Dataset rows about figures

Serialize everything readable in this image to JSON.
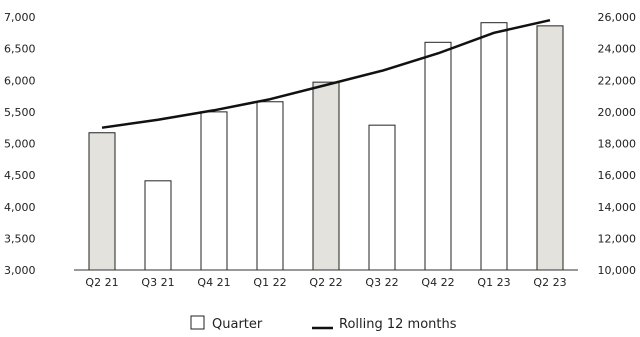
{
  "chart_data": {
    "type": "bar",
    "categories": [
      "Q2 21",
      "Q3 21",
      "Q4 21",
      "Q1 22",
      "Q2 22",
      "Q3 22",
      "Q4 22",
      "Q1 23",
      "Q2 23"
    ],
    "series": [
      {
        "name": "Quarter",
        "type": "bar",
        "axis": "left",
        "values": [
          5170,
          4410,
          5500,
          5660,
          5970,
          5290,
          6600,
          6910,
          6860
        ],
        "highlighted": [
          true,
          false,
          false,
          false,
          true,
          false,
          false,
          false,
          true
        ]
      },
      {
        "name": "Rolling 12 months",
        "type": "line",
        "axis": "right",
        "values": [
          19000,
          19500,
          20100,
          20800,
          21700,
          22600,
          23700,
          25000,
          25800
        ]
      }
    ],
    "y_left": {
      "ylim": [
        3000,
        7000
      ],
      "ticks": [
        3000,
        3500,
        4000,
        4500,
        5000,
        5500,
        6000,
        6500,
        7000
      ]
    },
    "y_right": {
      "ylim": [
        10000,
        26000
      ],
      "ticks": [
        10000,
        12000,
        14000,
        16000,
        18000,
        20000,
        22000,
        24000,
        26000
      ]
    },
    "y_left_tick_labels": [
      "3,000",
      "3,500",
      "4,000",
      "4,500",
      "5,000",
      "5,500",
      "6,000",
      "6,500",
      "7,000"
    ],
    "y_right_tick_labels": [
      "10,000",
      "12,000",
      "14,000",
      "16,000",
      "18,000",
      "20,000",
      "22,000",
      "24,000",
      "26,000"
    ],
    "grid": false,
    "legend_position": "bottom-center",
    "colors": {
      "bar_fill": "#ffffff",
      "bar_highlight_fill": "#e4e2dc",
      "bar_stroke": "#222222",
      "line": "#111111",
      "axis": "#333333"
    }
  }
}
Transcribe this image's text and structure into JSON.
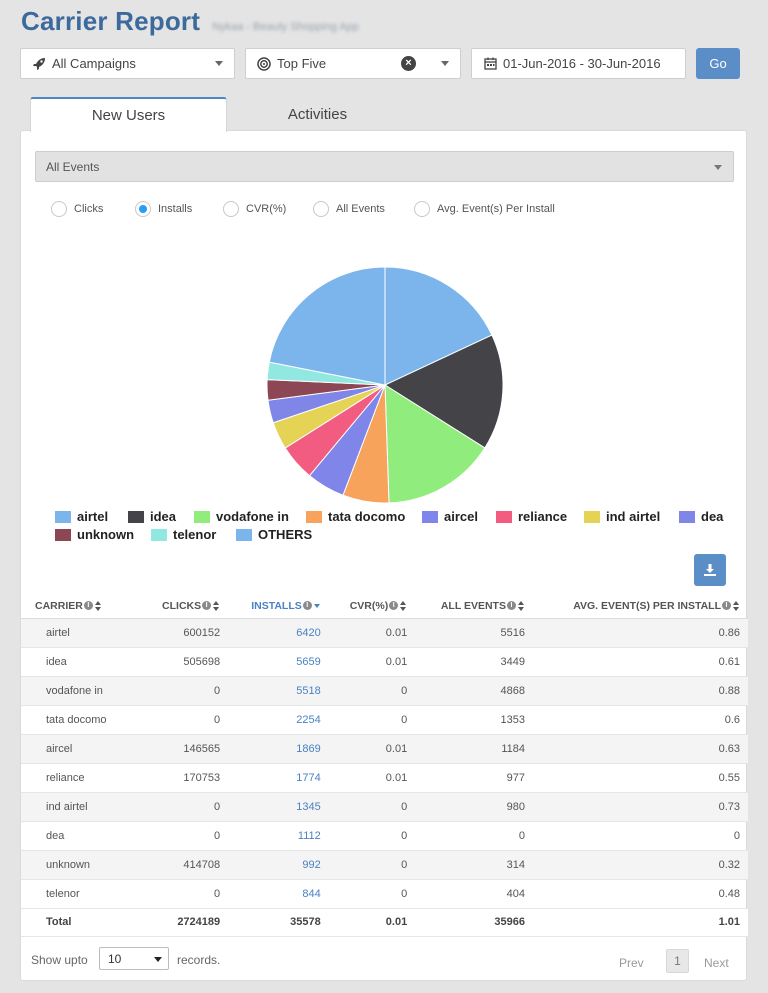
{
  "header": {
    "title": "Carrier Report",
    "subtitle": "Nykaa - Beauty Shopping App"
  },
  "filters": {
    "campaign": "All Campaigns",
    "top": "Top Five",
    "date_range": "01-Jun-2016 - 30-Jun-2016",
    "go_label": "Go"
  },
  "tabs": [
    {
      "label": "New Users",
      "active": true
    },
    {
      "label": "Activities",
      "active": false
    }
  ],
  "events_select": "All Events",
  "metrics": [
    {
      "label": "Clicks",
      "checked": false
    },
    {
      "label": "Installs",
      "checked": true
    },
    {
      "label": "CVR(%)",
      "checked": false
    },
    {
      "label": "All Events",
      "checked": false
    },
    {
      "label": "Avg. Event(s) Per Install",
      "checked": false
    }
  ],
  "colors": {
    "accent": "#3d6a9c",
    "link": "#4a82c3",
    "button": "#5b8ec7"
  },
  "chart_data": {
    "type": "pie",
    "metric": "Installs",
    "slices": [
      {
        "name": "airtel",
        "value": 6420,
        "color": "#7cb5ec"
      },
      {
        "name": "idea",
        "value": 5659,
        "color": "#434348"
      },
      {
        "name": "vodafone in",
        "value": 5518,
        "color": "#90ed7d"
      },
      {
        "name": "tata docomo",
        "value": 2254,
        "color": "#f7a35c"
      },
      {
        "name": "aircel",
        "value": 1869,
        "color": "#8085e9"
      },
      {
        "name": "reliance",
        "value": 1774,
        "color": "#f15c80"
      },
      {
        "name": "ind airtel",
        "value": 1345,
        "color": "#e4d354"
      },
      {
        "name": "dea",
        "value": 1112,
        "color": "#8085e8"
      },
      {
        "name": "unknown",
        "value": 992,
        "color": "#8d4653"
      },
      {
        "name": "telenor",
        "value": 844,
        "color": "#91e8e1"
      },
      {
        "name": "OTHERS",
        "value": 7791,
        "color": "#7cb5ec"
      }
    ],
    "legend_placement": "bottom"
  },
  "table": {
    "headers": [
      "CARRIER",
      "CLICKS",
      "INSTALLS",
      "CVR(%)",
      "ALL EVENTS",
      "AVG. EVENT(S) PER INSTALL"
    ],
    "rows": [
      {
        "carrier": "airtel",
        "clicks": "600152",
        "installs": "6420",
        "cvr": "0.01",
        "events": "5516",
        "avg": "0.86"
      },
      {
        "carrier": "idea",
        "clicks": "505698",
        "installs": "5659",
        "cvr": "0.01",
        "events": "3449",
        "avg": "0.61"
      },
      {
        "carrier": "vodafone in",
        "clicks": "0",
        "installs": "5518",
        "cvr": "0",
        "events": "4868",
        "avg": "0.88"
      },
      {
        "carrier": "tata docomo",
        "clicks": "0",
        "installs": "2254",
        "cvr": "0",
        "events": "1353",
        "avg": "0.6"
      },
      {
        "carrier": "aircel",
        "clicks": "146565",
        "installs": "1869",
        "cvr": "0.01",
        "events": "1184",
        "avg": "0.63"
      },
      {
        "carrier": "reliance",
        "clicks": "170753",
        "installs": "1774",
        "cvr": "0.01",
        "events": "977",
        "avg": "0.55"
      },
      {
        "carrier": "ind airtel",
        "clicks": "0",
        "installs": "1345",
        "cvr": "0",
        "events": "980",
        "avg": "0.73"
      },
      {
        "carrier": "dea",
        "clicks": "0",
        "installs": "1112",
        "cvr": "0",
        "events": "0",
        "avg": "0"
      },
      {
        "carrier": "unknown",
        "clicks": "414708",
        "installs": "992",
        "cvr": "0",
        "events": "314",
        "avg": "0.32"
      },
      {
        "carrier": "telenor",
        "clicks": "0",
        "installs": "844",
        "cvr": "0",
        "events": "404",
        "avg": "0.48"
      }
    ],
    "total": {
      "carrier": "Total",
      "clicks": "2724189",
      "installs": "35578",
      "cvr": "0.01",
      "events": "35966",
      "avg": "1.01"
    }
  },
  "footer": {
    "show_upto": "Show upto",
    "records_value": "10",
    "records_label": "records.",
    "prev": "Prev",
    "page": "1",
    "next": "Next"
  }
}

• [Short problem] Using the data above, print every line exactly, omitting pictures.

• [Full solution]
Serialize everything readable in this image to JSON.
{
  "chart_data": {
    "type": "bar",
    "categories": [
      "Q2 21",
      "Q3 21",
      "Q4 21",
      "Q1 22",
      "Q2 22",
      "Q3 22",
      "Q4 22",
      "Q1 23",
      "Q2 23"
    ],
    "series": [
      {
        "name": "Quarter",
        "type": "bar",
        "axis": "left",
        "values": [
          5170,
          4410,
          5500,
          5660,
          5970,
          5290,
          6600,
          6910,
          6860
        ],
        "highlighted": [
          true,
          false,
          false,
          false,
          true,
          false,
          false,
          false,
          true
        ]
      },
      {
        "name": "Rolling 12 months",
        "type": "line",
        "axis": "right",
        "values": [
          19000,
          19500,
          20100,
          20800,
          21700,
          22600,
          23700,
          25000,
          25800
        ]
      }
    ],
    "y_left": {
      "ylim": [
        3000,
        7000
      ],
      "ticks": [
        3000,
        3500,
        4000,
        4500,
        5000,
        5500,
        6000,
        6500,
        7000
      ]
    },
    "y_right": {
      "ylim": [
        10000,
        26000
      ],
      "ticks": [
        10000,
        12000,
        14000,
        16000,
        18000,
        20000,
        22000,
        24000,
        26000
      ]
    },
    "y_left_tick_labels": [
      "3,000",
      "3,500",
      "4,000",
      "4,500",
      "5,000",
      "5,500",
      "6,000",
      "6,500",
      "7,000"
    ],
    "y_right_tick_labels": [
      "10,000",
      "12,000",
      "14,000",
      "16,000",
      "18,000",
      "20,000",
      "22,000",
      "24,000",
      "26,000"
    ],
    "grid": false,
    "legend_position": "bottom-center",
    "colors": {
      "bar_fill": "#ffffff",
      "bar_highlight_fill": "#e4e2dc",
      "bar_stroke": "#222222",
      "line": "#111111",
      "axis": "#333333"
    }
  }
}
Transcribe this image's text and structure into JSON.
{
  "header": {
    "title": "Carrier Report",
    "subtitle": "Nykaa - Beauty Shopping App"
  },
  "filters": {
    "campaign": "All Campaigns",
    "top": "Top Five",
    "date_range": "01-Jun-2016 - 30-Jun-2016",
    "go_label": "Go"
  },
  "tabs": [
    {
      "label": "New Users",
      "active": true
    },
    {
      "label": "Activities",
      "active": false
    }
  ],
  "events_select": "All Events",
  "metrics": [
    {
      "label": "Clicks",
      "checked": false
    },
    {
      "label": "Installs",
      "checked": true
    },
    {
      "label": "CVR(%)",
      "checked": false
    },
    {
      "label": "All Events",
      "checked": false
    },
    {
      "label": "Avg. Event(s) Per Install",
      "checked": false
    }
  ],
  "colors": {
    "accent": "#3d6a9c",
    "link": "#4a82c3",
    "button": "#5b8ec7"
  },
  "chart_data": {
    "type": "pie",
    "metric": "Installs",
    "slices": [
      {
        "name": "airtel",
        "value": 6420,
        "color": "#7cb5ec"
      },
      {
        "name": "idea",
        "value": 5659,
        "color": "#434348"
      },
      {
        "name": "vodafone in",
        "value": 5518,
        "color": "#90ed7d"
      },
      {
        "name": "tata docomo",
        "value": 2254,
        "color": "#f7a35c"
      },
      {
        "name": "aircel",
        "value": 1869,
        "color": "#8085e9"
      },
      {
        "name": "reliance",
        "value": 1774,
        "color": "#f15c80"
      },
      {
        "name": "ind airtel",
        "value": 1345,
        "color": "#e4d354"
      },
      {
        "name": "dea",
        "value": 1112,
        "color": "#8085e8"
      },
      {
        "name": "unknown",
        "value": 992,
        "color": "#8d4653"
      },
      {
        "name": "telenor",
        "value": 844,
        "color": "#91e8e1"
      },
      {
        "name": "OTHERS",
        "value": 7791,
        "color": "#7cb5ec"
      }
    ],
    "legend_placement": "bottom"
  },
  "table": {
    "headers": [
      "CARRIER",
      "CLICKS",
      "INSTALLS",
      "CVR(%)",
      "ALL EVENTS",
      "AVG. EVENT(S) PER INSTALL"
    ],
    "rows": [
      {
        "carrier": "airtel",
        "clicks": "600152",
        "installs": "6420",
        "cvr": "0.01",
        "events": "5516",
        "avg": "0.86"
      },
      {
        "carrier": "idea",
        "clicks": "505698",
        "installs": "5659",
        "cvr": "0.01",
        "events": "3449",
        "avg": "0.61"
      },
      {
        "carrier": "vodafone in",
        "clicks": "0",
        "installs": "5518",
        "cvr": "0",
        "events": "4868",
        "avg": "0.88"
      },
      {
        "carrier": "tata docomo",
        "clicks": "0",
        "installs": "2254",
        "cvr": "0",
        "events": "1353",
        "avg": "0.6"
      },
      {
        "carrier": "aircel",
        "clicks": "146565",
        "installs": "1869",
        "cvr": "0.01",
        "events": "1184",
        "avg": "0.63"
      },
      {
        "carrier": "reliance",
        "clicks": "170753",
        "installs": "1774",
        "cvr": "0.01",
        "events": "977",
        "avg": "0.55"
      },
      {
        "carrier": "ind airtel",
        "clicks": "0",
        "installs": "1345",
        "cvr": "0",
        "events": "980",
        "avg": "0.73"
      },
      {
        "carrier": "dea",
        "clicks": "0",
        "installs": "1112",
        "cvr": "0",
        "events": "0",
        "avg": "0"
      },
      {
        "carrier": "unknown",
        "clicks": "414708",
        "installs": "992",
        "cvr": "0",
        "events": "314",
        "avg": "0.32"
      },
      {
        "carrier": "telenor",
        "clicks": "0",
        "installs": "844",
        "cvr": "0",
        "events": "404",
        "avg": "0.48"
      }
    ],
    "total": {
      "carrier": "Total",
      "clicks": "2724189",
      "installs": "35578",
      "cvr": "0.01",
      "events": "35966",
      "avg": "1.01"
    }
  },
  "footer": {
    "show_upto": "Show upto",
    "records_value": "10",
    "records_label": "records.",
    "prev": "Prev",
    "page": "1",
    "next": "Next"
  }
}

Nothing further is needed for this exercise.